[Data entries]

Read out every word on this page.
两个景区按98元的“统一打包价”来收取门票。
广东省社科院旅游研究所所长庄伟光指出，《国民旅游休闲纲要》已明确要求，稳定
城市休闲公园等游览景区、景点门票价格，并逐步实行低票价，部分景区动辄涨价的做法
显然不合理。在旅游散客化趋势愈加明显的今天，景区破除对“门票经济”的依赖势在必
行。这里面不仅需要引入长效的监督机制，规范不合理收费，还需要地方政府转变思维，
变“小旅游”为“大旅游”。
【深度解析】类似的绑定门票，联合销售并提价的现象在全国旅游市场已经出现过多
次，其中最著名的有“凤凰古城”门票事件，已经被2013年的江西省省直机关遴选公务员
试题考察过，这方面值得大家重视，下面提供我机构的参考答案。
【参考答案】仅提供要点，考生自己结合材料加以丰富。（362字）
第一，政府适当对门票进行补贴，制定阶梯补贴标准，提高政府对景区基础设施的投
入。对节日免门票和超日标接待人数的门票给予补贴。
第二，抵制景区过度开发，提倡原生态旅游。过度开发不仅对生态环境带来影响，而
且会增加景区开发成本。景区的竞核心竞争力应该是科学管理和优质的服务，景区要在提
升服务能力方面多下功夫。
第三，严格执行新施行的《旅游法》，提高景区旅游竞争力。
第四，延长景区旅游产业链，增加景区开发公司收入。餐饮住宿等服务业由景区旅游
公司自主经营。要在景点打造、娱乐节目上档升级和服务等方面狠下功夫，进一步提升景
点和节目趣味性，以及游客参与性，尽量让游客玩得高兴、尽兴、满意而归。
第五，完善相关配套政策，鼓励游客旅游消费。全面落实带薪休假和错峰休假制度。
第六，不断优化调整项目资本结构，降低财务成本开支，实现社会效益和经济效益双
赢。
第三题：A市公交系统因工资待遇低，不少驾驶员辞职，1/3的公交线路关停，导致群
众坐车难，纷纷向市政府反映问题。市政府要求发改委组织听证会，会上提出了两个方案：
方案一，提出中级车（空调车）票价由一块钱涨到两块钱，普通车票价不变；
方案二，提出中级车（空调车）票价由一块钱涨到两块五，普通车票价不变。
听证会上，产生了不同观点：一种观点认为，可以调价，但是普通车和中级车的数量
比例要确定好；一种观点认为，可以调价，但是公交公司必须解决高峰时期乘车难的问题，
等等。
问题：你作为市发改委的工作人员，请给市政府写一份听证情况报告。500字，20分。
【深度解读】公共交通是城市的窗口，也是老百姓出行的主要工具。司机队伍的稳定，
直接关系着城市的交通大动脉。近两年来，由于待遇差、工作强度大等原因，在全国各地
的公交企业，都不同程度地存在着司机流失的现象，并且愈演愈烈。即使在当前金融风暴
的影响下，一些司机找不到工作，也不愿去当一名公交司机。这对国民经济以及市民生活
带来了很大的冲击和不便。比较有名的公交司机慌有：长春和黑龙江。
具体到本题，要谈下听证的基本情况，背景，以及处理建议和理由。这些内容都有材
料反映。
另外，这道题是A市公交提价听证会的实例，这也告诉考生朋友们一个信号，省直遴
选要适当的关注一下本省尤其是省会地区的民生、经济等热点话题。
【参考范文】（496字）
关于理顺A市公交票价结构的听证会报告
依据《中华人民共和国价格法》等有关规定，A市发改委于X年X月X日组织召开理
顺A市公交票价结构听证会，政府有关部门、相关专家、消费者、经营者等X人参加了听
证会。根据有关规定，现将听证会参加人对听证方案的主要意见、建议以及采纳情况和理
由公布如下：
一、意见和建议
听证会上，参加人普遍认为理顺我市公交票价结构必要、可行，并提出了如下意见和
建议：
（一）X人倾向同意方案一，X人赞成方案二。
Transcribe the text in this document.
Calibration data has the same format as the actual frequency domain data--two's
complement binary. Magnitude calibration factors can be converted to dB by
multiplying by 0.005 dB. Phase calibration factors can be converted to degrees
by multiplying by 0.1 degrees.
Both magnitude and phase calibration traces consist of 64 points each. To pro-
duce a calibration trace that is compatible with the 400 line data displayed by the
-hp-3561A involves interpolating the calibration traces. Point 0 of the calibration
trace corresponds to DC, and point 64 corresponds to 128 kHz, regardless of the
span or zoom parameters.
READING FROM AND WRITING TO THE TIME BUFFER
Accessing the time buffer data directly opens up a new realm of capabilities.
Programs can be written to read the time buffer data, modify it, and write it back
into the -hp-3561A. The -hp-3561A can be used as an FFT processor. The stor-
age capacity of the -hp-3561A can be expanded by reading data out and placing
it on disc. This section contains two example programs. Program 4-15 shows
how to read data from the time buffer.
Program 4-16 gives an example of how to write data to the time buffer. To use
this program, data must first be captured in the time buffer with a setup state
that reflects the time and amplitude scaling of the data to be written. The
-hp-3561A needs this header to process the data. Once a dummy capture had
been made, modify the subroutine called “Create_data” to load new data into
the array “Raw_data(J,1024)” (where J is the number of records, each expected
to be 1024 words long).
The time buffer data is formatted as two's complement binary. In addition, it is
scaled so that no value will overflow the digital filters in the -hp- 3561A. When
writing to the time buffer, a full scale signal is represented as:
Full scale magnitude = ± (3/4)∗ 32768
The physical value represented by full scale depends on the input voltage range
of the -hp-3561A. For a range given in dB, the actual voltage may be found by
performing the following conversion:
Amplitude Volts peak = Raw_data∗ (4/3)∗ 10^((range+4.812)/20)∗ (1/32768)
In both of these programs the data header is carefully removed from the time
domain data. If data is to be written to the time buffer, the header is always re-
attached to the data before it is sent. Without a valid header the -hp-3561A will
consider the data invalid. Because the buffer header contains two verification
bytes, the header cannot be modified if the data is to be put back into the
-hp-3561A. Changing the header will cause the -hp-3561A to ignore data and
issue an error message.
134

WHAT YOU NEED TO DO:
Identify and list each line with the word "write".

OUTPUT FOR THIS EXERCISE:
Programs can be written to read the time buffer data, modify it, and write it back
Program 4-16 gives an example of how to write data to the time buffer. To use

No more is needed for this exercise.